PROMPT: Check every line below for the string "dienen", and copy the lines that contain it.

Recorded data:
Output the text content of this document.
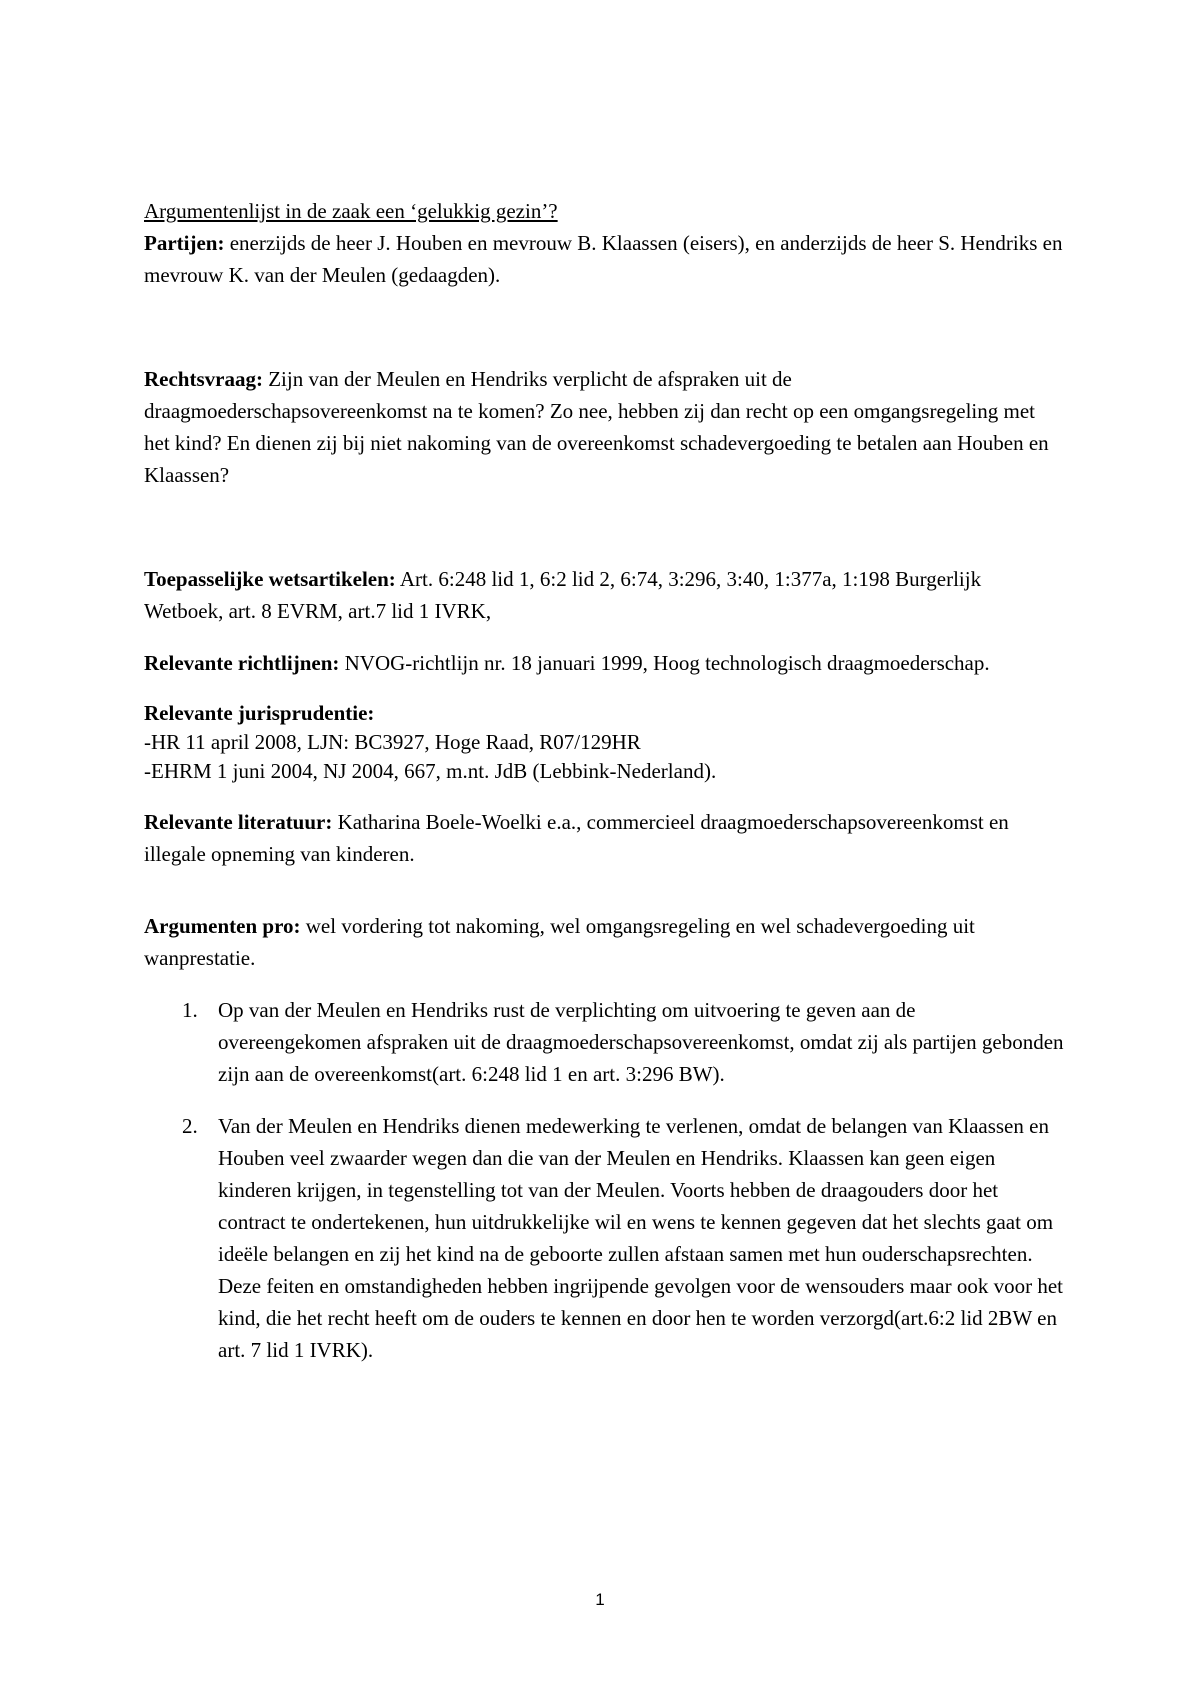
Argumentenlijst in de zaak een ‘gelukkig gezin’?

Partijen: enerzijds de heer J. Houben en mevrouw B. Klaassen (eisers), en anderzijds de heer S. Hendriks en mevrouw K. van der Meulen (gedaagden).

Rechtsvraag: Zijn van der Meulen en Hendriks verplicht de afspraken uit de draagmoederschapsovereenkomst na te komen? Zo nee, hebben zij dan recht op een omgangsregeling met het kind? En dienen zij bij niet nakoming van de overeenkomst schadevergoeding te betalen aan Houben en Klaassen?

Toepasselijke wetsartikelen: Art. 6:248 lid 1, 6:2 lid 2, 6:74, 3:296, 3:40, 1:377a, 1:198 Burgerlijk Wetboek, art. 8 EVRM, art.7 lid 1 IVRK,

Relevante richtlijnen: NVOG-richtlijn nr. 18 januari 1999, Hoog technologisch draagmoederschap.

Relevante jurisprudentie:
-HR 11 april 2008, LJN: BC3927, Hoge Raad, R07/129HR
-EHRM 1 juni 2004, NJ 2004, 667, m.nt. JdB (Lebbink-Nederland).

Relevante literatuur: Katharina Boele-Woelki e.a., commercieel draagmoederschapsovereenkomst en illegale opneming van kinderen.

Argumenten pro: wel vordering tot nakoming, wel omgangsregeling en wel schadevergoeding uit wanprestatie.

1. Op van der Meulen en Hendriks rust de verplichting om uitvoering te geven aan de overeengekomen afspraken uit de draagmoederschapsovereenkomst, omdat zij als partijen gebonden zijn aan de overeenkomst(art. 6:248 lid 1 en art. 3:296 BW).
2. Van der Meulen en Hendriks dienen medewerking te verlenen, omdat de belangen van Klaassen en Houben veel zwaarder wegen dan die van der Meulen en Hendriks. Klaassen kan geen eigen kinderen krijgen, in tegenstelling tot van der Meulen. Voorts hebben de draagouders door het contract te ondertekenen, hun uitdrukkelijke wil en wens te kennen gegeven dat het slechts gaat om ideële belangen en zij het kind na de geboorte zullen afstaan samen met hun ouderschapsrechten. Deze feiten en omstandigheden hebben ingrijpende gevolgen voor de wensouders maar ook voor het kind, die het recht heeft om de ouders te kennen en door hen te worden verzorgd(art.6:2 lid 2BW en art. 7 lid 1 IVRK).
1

COMPLETE ANSWER:
Rechtsvraag: Zijn van der Meulen en Hendriks verplicht de afspraken uit de draagmoederschapsovereenkomst na te komen? Zo nee, hebben zij dan recht op een omgangsregeling met het kind? En dienen zij bij niet nakoming van de overeenkomst schadevergoeding te betalen aan Houben en Klaassen?
2. Van der Meulen en Hendriks dienen medewerking te verlenen, omdat de belangen van Klaassen en Houben veel zwaarder wegen dan die van der Meulen en Hendriks. Klaassen kan geen eigen kinderen krijgen, in tegenstelling tot van der Meulen. Voorts hebben de draagouders door het contract te ondertekenen, hun uitdrukkelijke wil en wens te kennen gegeven dat het slechts gaat om ideële belangen en zij het kind na de geboorte zullen afstaan samen met hun ouderschapsrechten. Deze feiten en omstandigheden hebben ingrijpende gevolgen voor de wensouders maar ook voor het kind, die het recht heeft om de ouders te kennen en door hen te worden verzorgd(art.6:2 lid 2BW en art. 7 lid 1 IVRK).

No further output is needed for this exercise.